**YOUR INSTRUCTIONS:** Say only how many lines contain the word "JSON".

**Raw records:**

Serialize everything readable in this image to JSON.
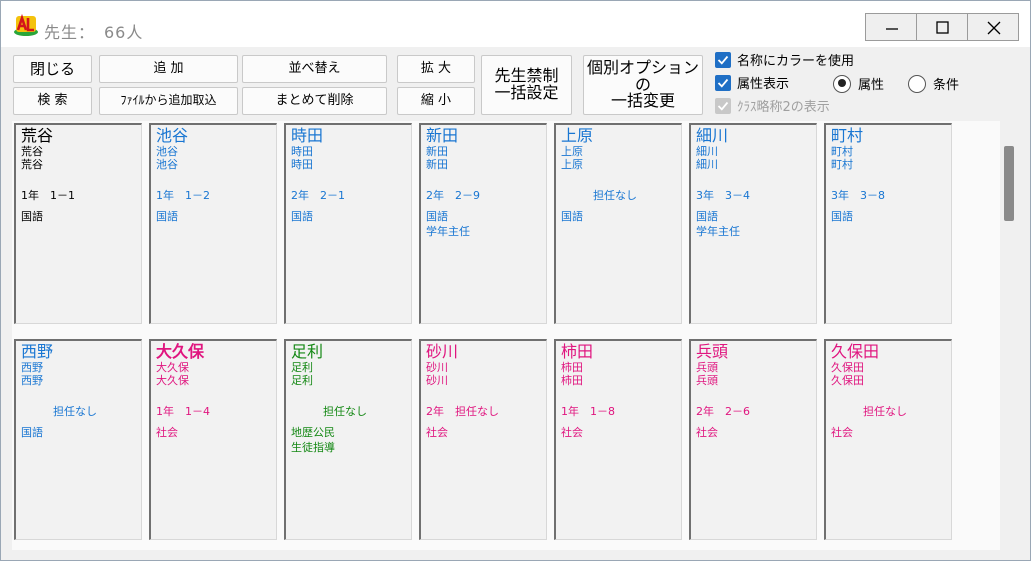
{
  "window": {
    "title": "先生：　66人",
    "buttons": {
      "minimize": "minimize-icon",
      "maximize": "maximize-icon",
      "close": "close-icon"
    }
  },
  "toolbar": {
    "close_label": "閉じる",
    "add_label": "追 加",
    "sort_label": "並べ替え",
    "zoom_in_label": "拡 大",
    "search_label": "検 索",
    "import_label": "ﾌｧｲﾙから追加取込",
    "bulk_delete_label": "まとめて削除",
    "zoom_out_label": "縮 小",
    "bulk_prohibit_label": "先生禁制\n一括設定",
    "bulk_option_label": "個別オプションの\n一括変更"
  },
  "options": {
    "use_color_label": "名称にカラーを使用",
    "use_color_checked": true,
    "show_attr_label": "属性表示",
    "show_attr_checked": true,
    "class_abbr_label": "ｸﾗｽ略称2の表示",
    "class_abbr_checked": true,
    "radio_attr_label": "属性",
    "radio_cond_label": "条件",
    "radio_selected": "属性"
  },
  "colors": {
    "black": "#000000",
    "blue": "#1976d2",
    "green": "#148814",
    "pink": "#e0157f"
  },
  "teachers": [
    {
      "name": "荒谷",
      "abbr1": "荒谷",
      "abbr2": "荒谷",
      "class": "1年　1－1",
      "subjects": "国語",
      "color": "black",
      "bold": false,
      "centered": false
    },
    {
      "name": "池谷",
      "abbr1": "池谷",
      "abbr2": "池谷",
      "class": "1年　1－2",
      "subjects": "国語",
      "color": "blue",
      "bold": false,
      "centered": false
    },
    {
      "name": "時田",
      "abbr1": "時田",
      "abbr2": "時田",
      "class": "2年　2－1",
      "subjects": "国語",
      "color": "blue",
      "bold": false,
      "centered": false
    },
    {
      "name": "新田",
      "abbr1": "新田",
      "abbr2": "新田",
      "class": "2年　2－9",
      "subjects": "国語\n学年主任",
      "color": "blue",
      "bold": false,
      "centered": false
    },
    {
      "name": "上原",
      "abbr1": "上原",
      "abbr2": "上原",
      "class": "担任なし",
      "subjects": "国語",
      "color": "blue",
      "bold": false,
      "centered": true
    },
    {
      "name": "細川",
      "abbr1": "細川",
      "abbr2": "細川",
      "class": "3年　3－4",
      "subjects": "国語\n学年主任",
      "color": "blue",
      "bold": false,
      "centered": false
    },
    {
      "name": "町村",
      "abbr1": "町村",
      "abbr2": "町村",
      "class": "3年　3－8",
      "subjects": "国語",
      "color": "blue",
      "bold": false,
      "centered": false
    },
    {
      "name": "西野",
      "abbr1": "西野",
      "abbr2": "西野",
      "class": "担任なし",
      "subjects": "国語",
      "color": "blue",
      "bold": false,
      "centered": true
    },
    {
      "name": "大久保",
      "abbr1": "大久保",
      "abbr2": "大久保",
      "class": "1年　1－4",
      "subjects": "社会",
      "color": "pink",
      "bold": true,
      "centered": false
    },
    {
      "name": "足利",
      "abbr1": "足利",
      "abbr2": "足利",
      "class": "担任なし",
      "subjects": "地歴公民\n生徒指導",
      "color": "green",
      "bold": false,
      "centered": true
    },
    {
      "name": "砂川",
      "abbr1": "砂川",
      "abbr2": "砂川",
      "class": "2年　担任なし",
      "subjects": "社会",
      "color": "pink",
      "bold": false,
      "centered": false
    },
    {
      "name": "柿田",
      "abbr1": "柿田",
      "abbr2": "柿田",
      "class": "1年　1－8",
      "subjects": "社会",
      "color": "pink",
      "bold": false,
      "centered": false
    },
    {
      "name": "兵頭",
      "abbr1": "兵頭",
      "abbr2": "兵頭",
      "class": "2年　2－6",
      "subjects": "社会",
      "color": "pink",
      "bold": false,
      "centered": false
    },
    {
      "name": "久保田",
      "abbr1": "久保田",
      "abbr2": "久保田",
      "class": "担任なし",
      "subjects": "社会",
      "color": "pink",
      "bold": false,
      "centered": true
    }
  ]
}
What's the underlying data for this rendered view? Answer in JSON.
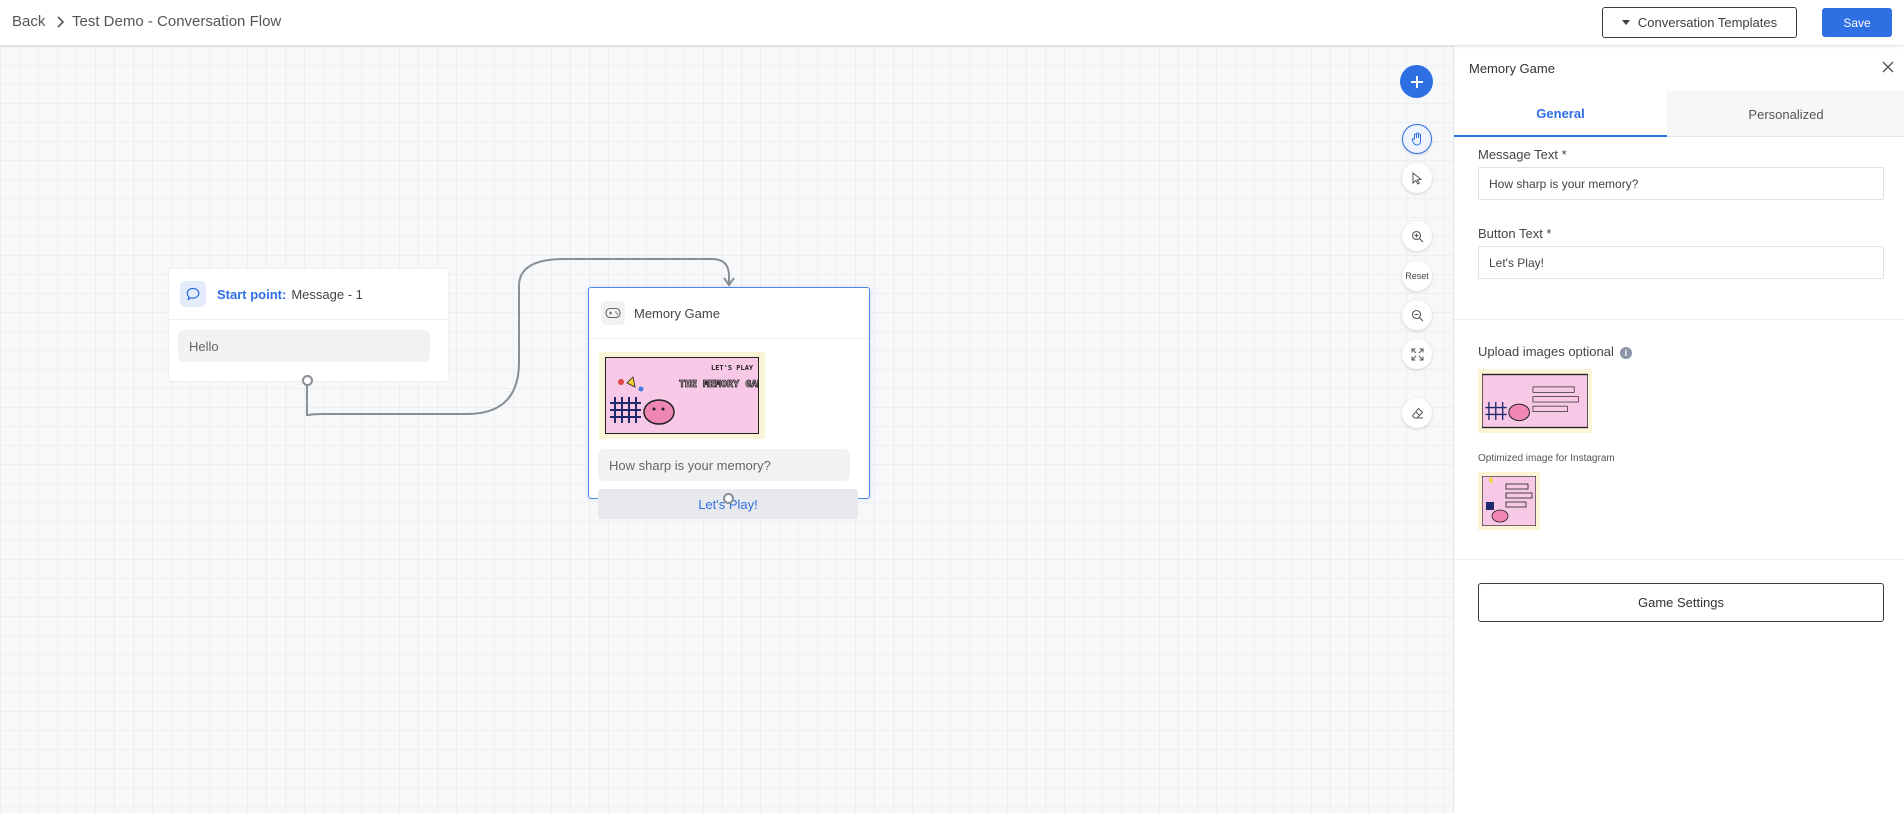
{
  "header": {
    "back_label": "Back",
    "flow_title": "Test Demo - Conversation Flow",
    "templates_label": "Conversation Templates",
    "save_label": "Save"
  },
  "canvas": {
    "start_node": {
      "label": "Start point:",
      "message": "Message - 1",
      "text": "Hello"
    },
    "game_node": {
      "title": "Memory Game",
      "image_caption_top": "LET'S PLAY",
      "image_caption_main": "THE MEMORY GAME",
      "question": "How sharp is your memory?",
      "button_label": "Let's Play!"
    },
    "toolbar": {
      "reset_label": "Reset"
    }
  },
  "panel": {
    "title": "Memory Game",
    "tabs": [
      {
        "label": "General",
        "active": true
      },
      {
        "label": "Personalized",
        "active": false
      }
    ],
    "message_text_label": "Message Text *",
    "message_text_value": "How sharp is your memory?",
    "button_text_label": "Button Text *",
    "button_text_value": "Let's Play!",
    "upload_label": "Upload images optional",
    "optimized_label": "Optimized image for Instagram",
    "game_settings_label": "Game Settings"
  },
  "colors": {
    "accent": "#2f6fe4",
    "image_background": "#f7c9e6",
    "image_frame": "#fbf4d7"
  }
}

**SOLUTION BELOW:** 2